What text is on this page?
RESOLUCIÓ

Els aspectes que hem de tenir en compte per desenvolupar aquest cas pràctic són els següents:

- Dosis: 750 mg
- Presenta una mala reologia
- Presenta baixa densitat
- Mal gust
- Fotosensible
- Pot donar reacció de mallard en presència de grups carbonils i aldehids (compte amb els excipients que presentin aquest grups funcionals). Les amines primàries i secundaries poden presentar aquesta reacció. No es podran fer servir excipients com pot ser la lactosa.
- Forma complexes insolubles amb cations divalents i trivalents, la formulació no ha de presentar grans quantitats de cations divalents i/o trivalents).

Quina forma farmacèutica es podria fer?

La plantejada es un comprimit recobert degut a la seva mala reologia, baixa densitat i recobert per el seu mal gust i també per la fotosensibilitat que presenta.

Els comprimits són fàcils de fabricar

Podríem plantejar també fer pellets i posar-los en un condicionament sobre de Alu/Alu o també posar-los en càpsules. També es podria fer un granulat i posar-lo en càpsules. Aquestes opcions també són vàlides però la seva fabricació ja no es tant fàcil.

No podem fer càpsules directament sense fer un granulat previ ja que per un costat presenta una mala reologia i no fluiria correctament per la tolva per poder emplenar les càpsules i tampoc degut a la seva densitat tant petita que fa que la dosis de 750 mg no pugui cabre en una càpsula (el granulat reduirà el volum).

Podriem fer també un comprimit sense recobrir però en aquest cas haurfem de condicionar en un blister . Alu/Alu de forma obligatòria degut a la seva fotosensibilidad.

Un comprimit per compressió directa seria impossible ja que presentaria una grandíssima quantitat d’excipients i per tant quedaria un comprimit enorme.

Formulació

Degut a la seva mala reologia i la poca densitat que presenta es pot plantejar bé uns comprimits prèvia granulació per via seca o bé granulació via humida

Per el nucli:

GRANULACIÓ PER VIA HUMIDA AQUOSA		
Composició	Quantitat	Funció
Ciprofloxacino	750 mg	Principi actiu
.....
Work to do
Check each line above for the string "excipients" and show the ones that have it.

Answer to the exercise
- Pot donar reacció de mallard en presència de grups carbonils i aldehids (compte amb els excipients que presentin aquest grups funcionals). Les amines primàries i secundaries poden presentar aquesta reacció. No es podran fer servir excipients com pot ser la lactosa.
Un comprimit per compressió directa seria impossible ja que presentaria una grandíssima quantitat d’excipients i per tant quedaria un comprimit enorme.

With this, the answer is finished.